▸ Texto de partida:

========

En Austria, la agencia nacional APA ha introducido directrices específicas (“Directrices de IA”) que vinculan a las redacciones a un principio de no sustitución, exigiendo que la IA siga siendo una herramienta entre otras, nunca un editor invisible. Sin embargo, en el Vaticano están procediendo en la dirección opuesta: están reemplazando habilidades con algoritmos, delegando todo el contenido a la máquina y luego confiando en la providencia (digital).
El cortocircuito de la competencia
Detrás de esta práctica se esconde no solo un sesgo organizacional, sino también una peligrosa ilusión epistémica: esperar que la IA cubra las necesidades de quienes carecen de las habilidades necesarias, en lugar de mejorar a quienes sí las tienen. De hecho, no es raro que directivos sin conocimientos lingüísticos introduzcan textos en plataformas de IA para traducirlos al inglés, francés o portugués, confiando en el resultado automático, sin ser capaces de reconocer un error grave, el uso de títulos inexactos o una estructura de contenido consistentemente idéntica. Por lo tanto, la IA se utiliza no para fomentar el profesionalismo, sino para ocultar su ausencia.
El problema de la seguridad: datos sensibles en manos equivocadas
El problema más grave, sin embargo, es la seguridad . En los procesos editoriales del Vaticano, los textos producidos (incluso los confidenciales) suelen alimentar a herramientas comerciales de IA, que procesan y almacenan los datos para su procesamiento. En otras palabras, los documentos sensibles pasan por sistemas externos que recopilan, archivan y potencialmente reutilizan dicha información. Este es un riesgo que las directrices internacionales denuncian enérgicamente. La APA austriaca, por ejemplo, exige que la IA se utilice únicamente en plataformas internas y protegidas, precisamente para evitar filtraciones de datos, violaciones de la privacidad y apropiación indebida de contenido. El Instituto Poynter, en su conjunto de herramientas éticas 2025, insiste en el principio de “auditabilidad interna y trazabilidad de uso”. Todos estos principios se ignoran sistemáticamente en Piazza Pia.

========

▸ Acciones a realizar:
#1 Indique si cada afirmación concuerda con el texto de partida: (a) la APA exige usar la IA solo en plataformas internas y protegidas; (b) el conjunto de herramientas éticas del Instituto Poynter corresponde a 2023; (c) en el Vaticano los textos confidenciales quedan fuera de las herramientas comerciales de IA. Responda sí o no y cite entre comillas las palabras del texto que lo deciden.
#2 Prolongue el texto de partida sobre el uso de la IA en las redacciones del Vaticano a partir de su última oración.
Los registros son un material independiente del texto de partida.

========

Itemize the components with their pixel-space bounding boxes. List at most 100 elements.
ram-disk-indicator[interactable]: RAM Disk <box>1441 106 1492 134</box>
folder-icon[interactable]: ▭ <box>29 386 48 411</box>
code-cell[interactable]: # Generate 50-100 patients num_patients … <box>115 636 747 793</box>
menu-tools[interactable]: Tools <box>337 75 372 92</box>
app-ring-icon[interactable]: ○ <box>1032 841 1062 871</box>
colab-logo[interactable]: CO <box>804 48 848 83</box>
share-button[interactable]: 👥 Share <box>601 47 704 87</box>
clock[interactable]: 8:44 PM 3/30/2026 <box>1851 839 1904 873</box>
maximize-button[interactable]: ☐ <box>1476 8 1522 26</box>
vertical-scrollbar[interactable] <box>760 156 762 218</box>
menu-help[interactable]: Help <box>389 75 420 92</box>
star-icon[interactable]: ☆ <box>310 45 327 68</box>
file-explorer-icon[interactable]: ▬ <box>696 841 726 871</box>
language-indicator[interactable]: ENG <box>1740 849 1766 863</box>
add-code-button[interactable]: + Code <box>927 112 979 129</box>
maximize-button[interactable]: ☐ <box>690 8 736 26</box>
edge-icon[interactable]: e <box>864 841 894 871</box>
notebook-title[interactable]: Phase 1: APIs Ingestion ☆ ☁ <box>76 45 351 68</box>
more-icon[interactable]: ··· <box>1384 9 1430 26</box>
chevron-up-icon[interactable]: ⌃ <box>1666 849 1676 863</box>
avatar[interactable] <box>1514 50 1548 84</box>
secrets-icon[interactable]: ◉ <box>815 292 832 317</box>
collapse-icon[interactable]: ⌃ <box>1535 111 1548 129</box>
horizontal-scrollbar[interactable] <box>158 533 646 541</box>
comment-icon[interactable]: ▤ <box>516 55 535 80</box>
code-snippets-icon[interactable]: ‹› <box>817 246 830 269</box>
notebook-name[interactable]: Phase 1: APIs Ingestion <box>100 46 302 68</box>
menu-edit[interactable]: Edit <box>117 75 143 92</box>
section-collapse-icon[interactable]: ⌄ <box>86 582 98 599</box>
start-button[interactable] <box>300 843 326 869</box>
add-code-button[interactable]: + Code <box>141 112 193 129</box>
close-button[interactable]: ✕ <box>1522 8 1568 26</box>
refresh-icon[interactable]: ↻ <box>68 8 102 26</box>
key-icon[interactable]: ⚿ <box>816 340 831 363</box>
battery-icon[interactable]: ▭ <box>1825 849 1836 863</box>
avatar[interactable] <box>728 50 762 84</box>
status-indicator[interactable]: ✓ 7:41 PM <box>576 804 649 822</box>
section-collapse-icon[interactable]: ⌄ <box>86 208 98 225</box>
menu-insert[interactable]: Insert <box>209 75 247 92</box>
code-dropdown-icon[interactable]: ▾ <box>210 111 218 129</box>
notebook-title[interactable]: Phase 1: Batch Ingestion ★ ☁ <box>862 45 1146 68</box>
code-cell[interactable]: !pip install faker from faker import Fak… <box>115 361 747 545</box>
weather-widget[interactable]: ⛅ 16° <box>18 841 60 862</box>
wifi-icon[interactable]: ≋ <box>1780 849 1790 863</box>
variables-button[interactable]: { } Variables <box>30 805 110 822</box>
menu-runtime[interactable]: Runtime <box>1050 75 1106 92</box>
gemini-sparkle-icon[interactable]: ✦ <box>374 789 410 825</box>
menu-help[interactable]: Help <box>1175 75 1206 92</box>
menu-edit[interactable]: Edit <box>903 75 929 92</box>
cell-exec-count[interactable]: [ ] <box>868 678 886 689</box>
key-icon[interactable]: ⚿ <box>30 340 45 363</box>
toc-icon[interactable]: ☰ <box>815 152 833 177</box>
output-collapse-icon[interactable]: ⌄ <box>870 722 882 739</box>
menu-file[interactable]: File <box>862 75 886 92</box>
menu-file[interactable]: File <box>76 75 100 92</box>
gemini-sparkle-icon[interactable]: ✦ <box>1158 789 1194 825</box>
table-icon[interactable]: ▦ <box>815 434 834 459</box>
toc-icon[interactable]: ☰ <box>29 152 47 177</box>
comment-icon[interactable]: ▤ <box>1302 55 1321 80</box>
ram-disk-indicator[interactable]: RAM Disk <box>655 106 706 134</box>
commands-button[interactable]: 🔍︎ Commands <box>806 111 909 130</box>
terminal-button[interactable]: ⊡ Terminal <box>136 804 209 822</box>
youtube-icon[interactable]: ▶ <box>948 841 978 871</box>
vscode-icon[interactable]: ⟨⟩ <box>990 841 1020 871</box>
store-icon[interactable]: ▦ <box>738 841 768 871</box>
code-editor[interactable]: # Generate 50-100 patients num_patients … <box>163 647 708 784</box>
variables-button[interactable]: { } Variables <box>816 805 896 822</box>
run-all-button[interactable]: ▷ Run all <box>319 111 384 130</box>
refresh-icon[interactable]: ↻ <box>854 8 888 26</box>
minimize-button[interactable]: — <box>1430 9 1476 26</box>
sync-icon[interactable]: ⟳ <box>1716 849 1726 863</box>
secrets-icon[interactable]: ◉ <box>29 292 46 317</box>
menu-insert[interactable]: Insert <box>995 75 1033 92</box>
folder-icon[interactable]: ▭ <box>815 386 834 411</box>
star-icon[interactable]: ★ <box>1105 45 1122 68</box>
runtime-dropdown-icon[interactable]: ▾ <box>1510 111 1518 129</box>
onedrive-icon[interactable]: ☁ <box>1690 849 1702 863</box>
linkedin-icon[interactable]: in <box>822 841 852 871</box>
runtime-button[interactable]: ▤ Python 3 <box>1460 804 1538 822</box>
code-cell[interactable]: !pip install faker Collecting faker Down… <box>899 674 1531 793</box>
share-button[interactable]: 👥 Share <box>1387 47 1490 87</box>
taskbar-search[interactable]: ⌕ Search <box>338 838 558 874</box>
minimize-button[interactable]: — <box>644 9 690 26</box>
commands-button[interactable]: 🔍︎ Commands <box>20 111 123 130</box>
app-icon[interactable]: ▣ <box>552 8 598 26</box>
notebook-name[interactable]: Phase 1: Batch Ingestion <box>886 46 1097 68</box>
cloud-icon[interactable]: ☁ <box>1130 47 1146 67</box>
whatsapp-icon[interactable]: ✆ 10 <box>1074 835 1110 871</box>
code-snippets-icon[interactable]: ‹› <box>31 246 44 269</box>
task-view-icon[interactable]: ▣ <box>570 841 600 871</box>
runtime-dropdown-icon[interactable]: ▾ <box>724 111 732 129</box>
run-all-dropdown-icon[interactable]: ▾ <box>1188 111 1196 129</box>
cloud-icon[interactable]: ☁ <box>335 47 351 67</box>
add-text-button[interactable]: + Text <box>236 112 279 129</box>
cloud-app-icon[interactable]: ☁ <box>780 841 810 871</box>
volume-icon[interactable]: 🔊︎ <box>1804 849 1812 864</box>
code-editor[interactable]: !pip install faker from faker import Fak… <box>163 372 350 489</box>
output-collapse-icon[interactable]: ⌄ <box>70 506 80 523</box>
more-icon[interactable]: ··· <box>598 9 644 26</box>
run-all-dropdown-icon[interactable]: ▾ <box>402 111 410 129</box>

========

▸ Resultados obtenidos:
#1
(a) Sí: “exige que la IA se utilice únicamente en plataformas internas y protegidas”.
(b) No: “en su conjunto de herramientas éticas 2025”.
(c) No: “los textos producidos (incluso los confidenciales) suelen alimentar a herramientas comerciales de IA”.

#2
Necesitamos dar un paso atrás. Pero un paso humano.
Si bien León XIV aboga claramente por el uso ético y justo de la inteligencia artificial -«Aunque es un producto excepcional del genio humano, la inteligencia artificial es ante todo una herramienta. Las herramientas se remontan a la inteligencia humana que las creó y adquieren valor moral a partir de las intenciones de quienes las utilizan»-, el Dicasterio para la Comunicación avanza en una dirección completamente diferente.
El Pontífice advierte contra el uso distorsionado de la IA, que, si bien puede servir al bien común y promover la igualdad, también puede ser manipulada para intereses egoístas, alimentando la desigualdad, la tensión e incluso el conflicto. Sin embargo, precisamente donde debe darse testimonio de la integridad de la comunicación eclesial, la inteligencia artificial a menudo se emplea sin discernimiento, con una lógica más orientada a la velocidad y al consenso que a la verdad.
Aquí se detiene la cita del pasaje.